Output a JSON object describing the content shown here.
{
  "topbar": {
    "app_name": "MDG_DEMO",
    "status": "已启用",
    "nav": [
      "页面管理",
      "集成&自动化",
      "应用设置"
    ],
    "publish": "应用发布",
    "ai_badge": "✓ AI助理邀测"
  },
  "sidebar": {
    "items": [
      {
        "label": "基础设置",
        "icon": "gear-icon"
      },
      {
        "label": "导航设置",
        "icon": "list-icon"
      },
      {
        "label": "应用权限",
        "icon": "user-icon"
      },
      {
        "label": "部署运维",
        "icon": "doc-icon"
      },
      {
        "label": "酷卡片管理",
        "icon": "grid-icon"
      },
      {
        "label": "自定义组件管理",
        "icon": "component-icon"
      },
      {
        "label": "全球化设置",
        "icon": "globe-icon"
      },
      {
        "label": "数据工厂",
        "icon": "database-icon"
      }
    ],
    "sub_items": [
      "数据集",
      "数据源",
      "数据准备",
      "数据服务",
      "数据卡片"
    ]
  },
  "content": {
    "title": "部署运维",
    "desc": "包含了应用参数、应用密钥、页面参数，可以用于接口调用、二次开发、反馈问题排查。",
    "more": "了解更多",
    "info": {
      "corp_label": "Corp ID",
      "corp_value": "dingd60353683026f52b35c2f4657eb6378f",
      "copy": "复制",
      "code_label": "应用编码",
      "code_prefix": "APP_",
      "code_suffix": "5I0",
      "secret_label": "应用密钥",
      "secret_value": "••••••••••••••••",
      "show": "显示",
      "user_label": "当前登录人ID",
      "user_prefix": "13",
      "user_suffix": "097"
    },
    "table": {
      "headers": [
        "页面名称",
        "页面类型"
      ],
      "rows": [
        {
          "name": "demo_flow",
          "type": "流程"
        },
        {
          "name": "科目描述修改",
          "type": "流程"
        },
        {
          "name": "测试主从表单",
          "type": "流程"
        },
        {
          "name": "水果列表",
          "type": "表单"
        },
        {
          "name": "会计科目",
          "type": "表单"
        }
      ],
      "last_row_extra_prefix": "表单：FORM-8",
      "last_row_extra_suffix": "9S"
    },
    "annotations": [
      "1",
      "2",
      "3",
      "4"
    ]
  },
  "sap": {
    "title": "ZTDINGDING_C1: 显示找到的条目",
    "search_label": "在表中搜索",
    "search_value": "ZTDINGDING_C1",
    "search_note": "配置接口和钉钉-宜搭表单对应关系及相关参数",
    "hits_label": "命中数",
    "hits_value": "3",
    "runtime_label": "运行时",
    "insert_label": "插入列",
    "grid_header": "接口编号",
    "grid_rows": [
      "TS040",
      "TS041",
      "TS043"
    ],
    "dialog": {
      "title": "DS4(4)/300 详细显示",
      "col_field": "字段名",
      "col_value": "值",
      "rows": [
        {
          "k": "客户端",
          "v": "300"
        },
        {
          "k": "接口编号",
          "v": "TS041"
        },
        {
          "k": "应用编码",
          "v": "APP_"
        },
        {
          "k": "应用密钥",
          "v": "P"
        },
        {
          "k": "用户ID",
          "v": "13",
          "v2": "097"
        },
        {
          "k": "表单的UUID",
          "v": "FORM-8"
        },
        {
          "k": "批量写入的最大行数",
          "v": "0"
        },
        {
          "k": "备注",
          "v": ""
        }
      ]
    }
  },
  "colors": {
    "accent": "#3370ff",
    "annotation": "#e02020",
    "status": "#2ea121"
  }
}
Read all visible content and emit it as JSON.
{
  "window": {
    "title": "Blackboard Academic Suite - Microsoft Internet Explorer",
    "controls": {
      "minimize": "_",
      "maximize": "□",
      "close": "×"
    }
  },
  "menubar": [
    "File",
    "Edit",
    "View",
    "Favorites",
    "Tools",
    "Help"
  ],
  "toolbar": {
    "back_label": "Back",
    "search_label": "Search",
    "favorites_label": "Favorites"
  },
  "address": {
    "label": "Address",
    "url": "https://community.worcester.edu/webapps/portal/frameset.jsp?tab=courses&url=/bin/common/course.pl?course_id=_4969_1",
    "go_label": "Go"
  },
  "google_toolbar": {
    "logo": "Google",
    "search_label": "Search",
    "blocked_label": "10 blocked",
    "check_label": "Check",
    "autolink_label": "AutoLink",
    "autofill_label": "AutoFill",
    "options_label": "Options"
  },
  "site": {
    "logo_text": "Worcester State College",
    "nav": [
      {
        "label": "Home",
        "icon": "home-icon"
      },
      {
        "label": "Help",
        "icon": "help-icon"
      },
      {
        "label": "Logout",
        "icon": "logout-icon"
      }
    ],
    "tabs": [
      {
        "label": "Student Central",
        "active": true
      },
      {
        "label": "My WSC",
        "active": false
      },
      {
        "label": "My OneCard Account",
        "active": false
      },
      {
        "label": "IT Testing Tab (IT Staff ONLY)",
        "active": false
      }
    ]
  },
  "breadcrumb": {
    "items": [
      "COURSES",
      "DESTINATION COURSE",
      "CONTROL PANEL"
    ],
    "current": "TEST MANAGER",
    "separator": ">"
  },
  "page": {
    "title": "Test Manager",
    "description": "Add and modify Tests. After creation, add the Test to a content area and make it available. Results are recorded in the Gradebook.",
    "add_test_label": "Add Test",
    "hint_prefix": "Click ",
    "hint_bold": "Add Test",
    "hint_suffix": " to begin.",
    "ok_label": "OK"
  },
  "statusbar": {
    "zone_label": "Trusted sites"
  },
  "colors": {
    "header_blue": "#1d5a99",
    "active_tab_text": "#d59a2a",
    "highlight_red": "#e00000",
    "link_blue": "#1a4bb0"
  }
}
=-=-=
- Written exercise -
Every line above should be printed again exactly as it stands.

- Task response -
Output a JSON object describing the content shown here.
{
  "topbar": {
    "app_name": "MDG_DEMO",
    "status": "已启用",
    "nav": [
      "页面管理",
      "集成&自动化",
      "应用设置"
    ],
    "publish": "应用发布",
    "ai_badge": "✓ AI助理邀测"
  },
  "sidebar": {
    "items": [
      {
        "label": "基础设置",
        "icon": "gear-icon"
      },
      {
        "label": "导航设置",
        "icon": "list-icon"
      },
      {
        "label": "应用权限",
        "icon": "user-icon"
      },
      {
        "label": "部署运维",
        "icon": "doc-icon"
      },
      {
        "label": "酷卡片管理",
        "icon": "grid-icon"
      },
      {
        "label": "自定义组件管理",
        "icon": "component-icon"
      },
      {
        "label": "全球化设置",
        "icon": "globe-icon"
      },
      {
        "label": "数据工厂",
        "icon": "database-icon"
      }
    ],
    "sub_items": [
      "数据集",
      "数据源",
      "数据准备",
      "数据服务",
      "数据卡片"
    ]
  },
  "content": {
    "title": "部署运维",
    "desc": "包含了应用参数、应用密钥、页面参数，可以用于接口调用、二次开发、反馈问题排查。",
    "more": "了解更多",
    "info": {
      "corp_label": "Corp ID",
      "corp_value": "dingd60353683026f52b35c2f4657eb6378f",
      "copy": "复制",
      "code_label": "应用编码",
      "code_prefix": "APP_",
      "code_suffix": "5I0",
      "secret_label": "应用密钥",
      "secret_value": "••••••••••••••••",
      "show": "显示",
      "user_label": "当前登录人ID",
      "user_prefix": "13",
      "user_suffix": "097"
    },
    "table": {
      "headers": [
        "页面名称",
        "页面类型"
      ],
      "rows": [
        {
          "name": "demo_flow",
          "type": "流程"
        },
        {
          "name": "科目描述修改",
          "type": "流程"
        },
        {
          "name": "测试主从表单",
          "type": "流程"
        },
        {
          "name": "水果列表",
          "type": "表单"
        },
        {
          "name": "会计科目",
          "type": "表单"
        }
      ],
      "last_row_extra_prefix": "表单：FORM-8",
      "last_row_extra_suffix": "9S"
    },
    "annotations": [
      "1",
      "2",
      "3",
      "4"
    ]
  },
  "sap": {
    "title": "ZTDINGDING_C1: 显示找到的条目",
    "search_label": "在表中搜索",
    "search_value": "ZTDINGDING_C1",
    "search_note": "配置接口和钉钉-宜搭表单对应关系及相关参数",
    "hits_label": "命中数",
    "hits_value": "3",
    "runtime_label": "运行时",
    "insert_label": "插入列",
    "grid_header": "接口编号",
    "grid_rows": [
      "TS040",
      "TS041",
      "TS043"
    ],
    "dialog": {
      "title": "DS4(4)/300 详细显示",
      "col_field": "字段名",
      "col_value": "值",
      "rows": [
        {
          "k": "客户端",
          "v": "300"
        },
        {
          "k": "接口编号",
          "v": "TS041"
        },
        {
          "k": "应用编码",
          "v": "APP_"
        },
        {
          "k": "应用密钥",
          "v": "P"
        },
        {
          "k": "用户ID",
          "v": "13",
          "v2": "097"
        },
        {
          "k": "表单的UUID",
          "v": "FORM-8"
        },
        {
          "k": "批量写入的最大行数",
          "v": "0"
        },
        {
          "k": "备注",
          "v": ""
        }
      ]
    }
  },
  "colors": {
    "accent": "#3370ff",
    "annotation": "#e02020",
    "status": "#2ea121"
  }
}
Read all visible content and emit it as JSON.
{
  "window": {
    "title": "Blackboard Academic Suite - Microsoft Internet Explorer",
    "controls": {
      "minimize": "_",
      "maximize": "□",
      "close": "×"
    }
  },
  "menubar": [
    "File",
    "Edit",
    "View",
    "Favorites",
    "Tools",
    "Help"
  ],
  "toolbar": {
    "back_label": "Back",
    "search_label": "Search",
    "favorites_label": "Favorites"
  },
  "address": {
    "label": "Address",
    "url": "https://community.worcester.edu/webapps/portal/frameset.jsp?tab=courses&url=/bin/common/course.pl?course_id=_4969_1",
    "go_label": "Go"
  },
  "google_toolbar": {
    "logo": "Google",
    "search_label": "Search",
    "blocked_label": "10 blocked",
    "check_label": "Check",
    "autolink_label": "AutoLink",
    "autofill_label": "AutoFill",
    "options_label": "Options"
  },
  "site": {
    "logo_text": "Worcester State College",
    "nav": [
      {
        "label": "Home",
        "icon": "home-icon"
      },
      {
        "label": "Help",
        "icon": "help-icon"
      },
      {
        "label": "Logout",
        "icon": "logout-icon"
      }
    ],
    "tabs": [
      {
        "label": "Student Central",
        "active": true
      },
      {
        "label": "My WSC",
        "active": false
      },
      {
        "label": "My OneCard Account",
        "active": false
      },
      {
        "label": "IT Testing Tab (IT Staff ONLY)",
        "active": false
      }
    ]
  },
  "breadcrumb": {
    "items": [
      "COURSES",
      "DESTINATION COURSE",
      "CONTROL PANEL"
    ],
    "current": "TEST MANAGER",
    "separator": ">"
  },
  "page": {
    "title": "Test Manager",
    "description": "Add and modify Tests. After creation, add the Test to a content area and make it available. Results are recorded in the Gradebook.",
    "add_test_label": "Add Test",
    "hint_prefix": "Click ",
    "hint_bold": "Add Test",
    "hint_suffix": " to begin.",
    "ok_label": "OK"
  },
  "statusbar": {
    "zone_label": "Trusted sites"
  },
  "colors": {
    "header_blue": "#1d5a99",
    "active_tab_text": "#d59a2a",
    "highlight_red": "#e00000",
    "link_blue": "#1a4bb0"
  }
}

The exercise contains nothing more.